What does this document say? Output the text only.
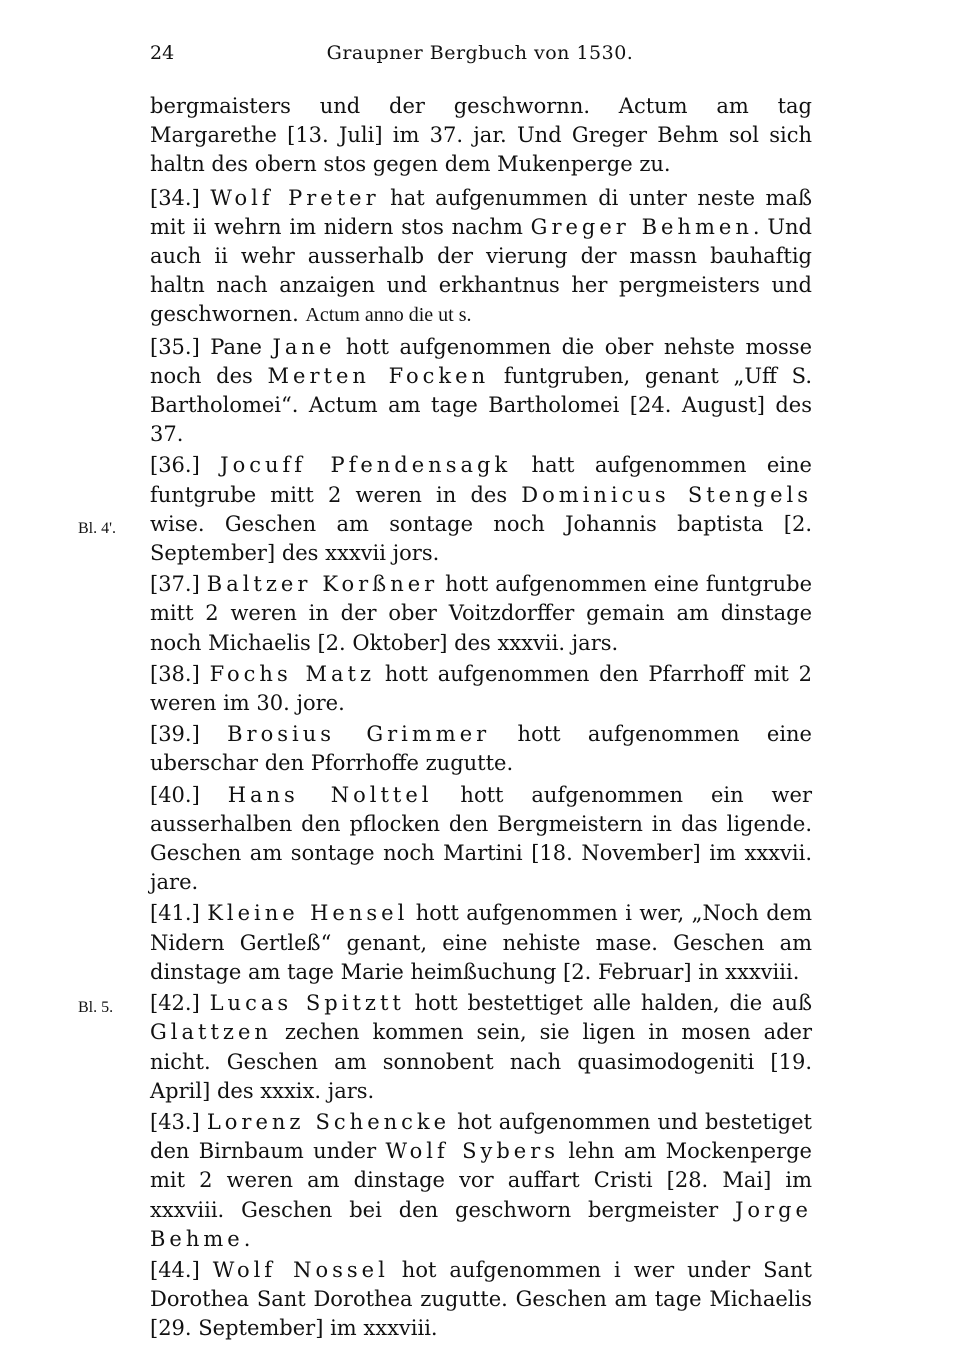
24	Graupner Bergbuch von 1530.
Bl. 4'.
Bl. 5.

bergmaisters und der geschwornn. Actum am tag Margarethe [13. Juli] im 37. jar. Und Greger Behm sol sich haltn des obern stos gegen dem Mukenperge zu.

[34.] Wolf Preter hat aufgenummen di unter neste maß mit ii wehrn im nidern stos nachm Greger Behmen. Und auch ii wehr ausserhalb der vierung der massn bauhaftig haltn nach anzaigen und erkhantnus her pergmeisters und geschwornen. Actum anno die ut s.

[35.] Pane Jane hott aufgenommen die ober nehste mosse noch des Merten Focken funtgruben, genant „Uff S. Bartholomei“. Actum am tage Bartholomei [24. August] des 37.

[36.] Jocuff Pfendensagk hatt aufgenommen eine funtgrube mitt 2 weren in des Dominicus Stengels wise. Geschen am sontage noch Johannis baptista [2. September] des xxxvii jors.

[37.] Baltzer Korßner hott aufgenommen eine funtgrube mitt 2 weren in der ober Voitzdorffer gemain am dinstage noch Michaelis [2. Oktober] des xxxvii. jars.

[38.] Fochs Matz hott aufgenommen den Pfarrhoff mit 2 weren im 30. jore.

[39.] Brosius Grimmer hott aufgenommen eine uberschar den Pforrhoffe zugutte.

[40.] Hans Nolttel hott aufgenommen ein wer ausserhalben den pflocken den Bergmeistern in das ligende. Geschen am sontage noch Martini [18. November] im xxxvii. jare.

[41.] Kleine Hensel hott aufgenommen i wer, „Noch dem Nidern Gertleß“ genant, eine nehiste mase. Geschen am dinstage am tage Marie heimßuchung [2. Februar] in xxxviii.

[42.] Lucas Spitztt hott bestettiget alle halden, die auß Glattzen zechen kommen sein, sie ligen in mosen ader nicht. Geschen am sonnobent nach quasimodogeniti [19. April] des xxxix. jars.

[43.] Lorenz Schencke hot aufgenommen und bestetiget den Birnbaum under Wolf Sybers lehn am Mockenperge mit 2 weren am dinstage vor auffart Cristi [28. Mai] im xxxviii. Geschen bei den geschworn bergmeister Jorge Behme.

[44.] Wolf Nossel hot aufgenommen i wer under Sant Dorothea Sant Dorothea zugutte. Geschen am tage Michaelis [29. September] im xxxviii.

---------------

Problem to solve:
All preceding records should be duplicated verbatim, images excepted.

The answer:
What does this document say? Output the text only.
24	Graupner Bergbuch von 1530.
Bl. 4'.
Bl. 5.

bergmaisters und der geschwornn. Actum am tag Margarethe [13. Juli] im 37. jar. Und Greger Behm sol sich haltn des obern stos gegen dem Mukenperge zu.

[34.] Wolf Preter hat aufgenummen di unter neste maß mit ii wehrn im nidern stos nachm Greger Behmen. Und auch ii wehr ausserhalb der vierung der massn bauhaftig haltn nach anzaigen und erkhantnus her pergmeisters und geschwornen. Actum anno die ut s.

[35.] Pane Jane hott aufgenommen die ober nehste mosse noch des Merten Focken funtgruben, genant „Uff S. Bartholomei“. Actum am tage Bartholomei [24. August] des 37.

[36.] Jocuff Pfendensagk hatt aufgenommen eine funtgrube mitt 2 weren in des Dominicus Stengels wise. Geschen am sontage noch Johannis baptista [2. September] des xxxvii jors.

[37.] Baltzer Korßner hott aufgenommen eine funtgrube mitt 2 weren in der ober Voitzdorffer gemain am dinstage noch Michaelis [2. Oktober] des xxxvii. jars.

[38.] Fochs Matz hott aufgenommen den Pfarrhoff mit 2 weren im 30. jore.

[39.] Brosius Grimmer hott aufgenommen eine uberschar den Pforrhoffe zugutte.

[40.] Hans Nolttel hott aufgenommen ein wer ausserhalben den pflocken den Bergmeistern in das ligende. Geschen am sontage noch Martini [18. November] im xxxvii. jare.

[41.] Kleine Hensel hott aufgenommen i wer, „Noch dem Nidern Gertleß“ genant, eine nehiste mase. Geschen am dinstage am tage Marie heimßuchung [2. Februar] in xxxviii.

[42.] Lucas Spitztt hott bestettiget alle halden, die auß Glattzen zechen kommen sein, sie ligen in mosen ader nicht. Geschen am sonnobent nach quasimodogeniti [19. April] des xxxix. jars.

[43.] Lorenz Schencke hot aufgenommen und bestetiget den Birnbaum under Wolf Sybers lehn am Mockenperge mit 2 weren am dinstage vor auffart Cristi [28. Mai] im xxxviii. Geschen bei den geschworn bergmeister Jorge Behme.

[44.] Wolf Nossel hot aufgenommen i wer under Sant Dorothea Sant Dorothea zugutte. Geschen am tage Michaelis [29. September] im xxxviii.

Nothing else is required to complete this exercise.